#### SUPPLIED MATERIAL
▶

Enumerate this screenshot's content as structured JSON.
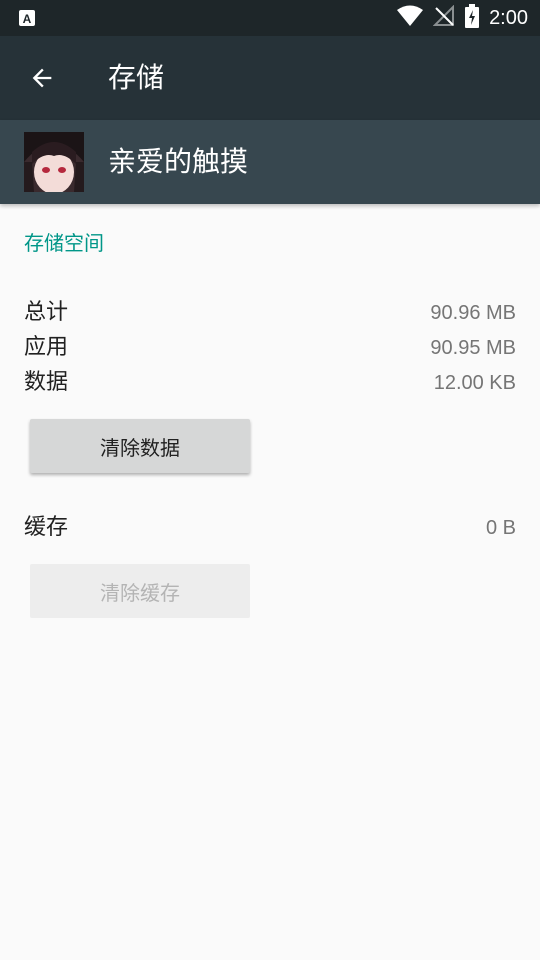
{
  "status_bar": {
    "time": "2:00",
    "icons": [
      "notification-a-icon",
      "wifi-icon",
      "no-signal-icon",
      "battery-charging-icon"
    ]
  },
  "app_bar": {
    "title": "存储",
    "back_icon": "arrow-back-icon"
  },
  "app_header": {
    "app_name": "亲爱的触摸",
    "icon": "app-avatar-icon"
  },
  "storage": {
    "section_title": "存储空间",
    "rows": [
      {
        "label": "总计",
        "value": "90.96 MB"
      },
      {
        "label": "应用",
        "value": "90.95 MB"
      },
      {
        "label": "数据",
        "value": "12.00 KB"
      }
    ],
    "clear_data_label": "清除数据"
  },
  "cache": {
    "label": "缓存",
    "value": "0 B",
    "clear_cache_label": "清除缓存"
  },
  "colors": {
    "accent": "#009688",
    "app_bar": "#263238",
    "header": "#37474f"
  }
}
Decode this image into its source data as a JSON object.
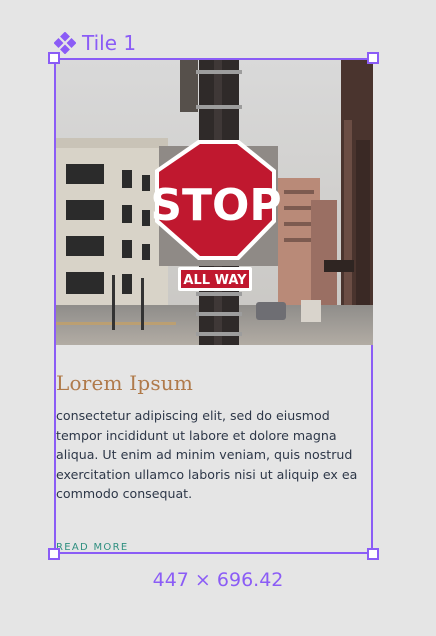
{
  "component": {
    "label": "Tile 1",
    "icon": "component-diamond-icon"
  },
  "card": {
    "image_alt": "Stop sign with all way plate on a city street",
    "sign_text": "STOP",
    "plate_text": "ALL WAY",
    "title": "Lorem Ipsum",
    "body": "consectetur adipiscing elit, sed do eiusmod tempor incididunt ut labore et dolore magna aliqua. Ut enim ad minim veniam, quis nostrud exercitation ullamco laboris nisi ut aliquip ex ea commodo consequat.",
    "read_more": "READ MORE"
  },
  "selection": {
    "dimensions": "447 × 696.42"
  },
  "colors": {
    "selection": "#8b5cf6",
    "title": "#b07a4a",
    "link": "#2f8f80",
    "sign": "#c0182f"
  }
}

◀

Leave the pictures out and reproduce all of the records exactly.

Enumerate this screenshot's content as structured JSON.
{
  "status_bar": {
    "time": "2:00",
    "icons": [
      "notification-a-icon",
      "wifi-icon",
      "no-signal-icon",
      "battery-charging-icon"
    ]
  },
  "app_bar": {
    "title": "存储",
    "back_icon": "arrow-back-icon"
  },
  "app_header": {
    "app_name": "亲爱的触摸",
    "icon": "app-avatar-icon"
  },
  "storage": {
    "section_title": "存储空间",
    "rows": [
      {
        "label": "总计",
        "value": "90.96 MB"
      },
      {
        "label": "应用",
        "value": "90.95 MB"
      },
      {
        "label": "数据",
        "value": "12.00 KB"
      }
    ],
    "clear_data_label": "清除数据"
  },
  "cache": {
    "label": "缓存",
    "value": "0 B",
    "clear_cache_label": "清除缓存"
  },
  "colors": {
    "accent": "#009688",
    "app_bar": "#263238",
    "header": "#37474f"
  }
}
Decode this image into its source data as a JSON object.
{
  "component": {
    "label": "Tile 1",
    "icon": "component-diamond-icon"
  },
  "card": {
    "image_alt": "Stop sign with all way plate on a city street",
    "sign_text": "STOP",
    "plate_text": "ALL WAY",
    "title": "Lorem Ipsum",
    "body": "consectetur adipiscing elit, sed do eiusmod tempor incididunt ut labore et dolore magna aliqua. Ut enim ad minim veniam, quis nostrud exercitation ullamco laboris nisi ut aliquip ex ea commodo consequat.",
    "read_more": "READ MORE"
  },
  "selection": {
    "dimensions": "447 × 696.42"
  },
  "colors": {
    "selection": "#8b5cf6",
    "title": "#b07a4a",
    "link": "#2f8f80",
    "sign": "#c0182f"
  }
}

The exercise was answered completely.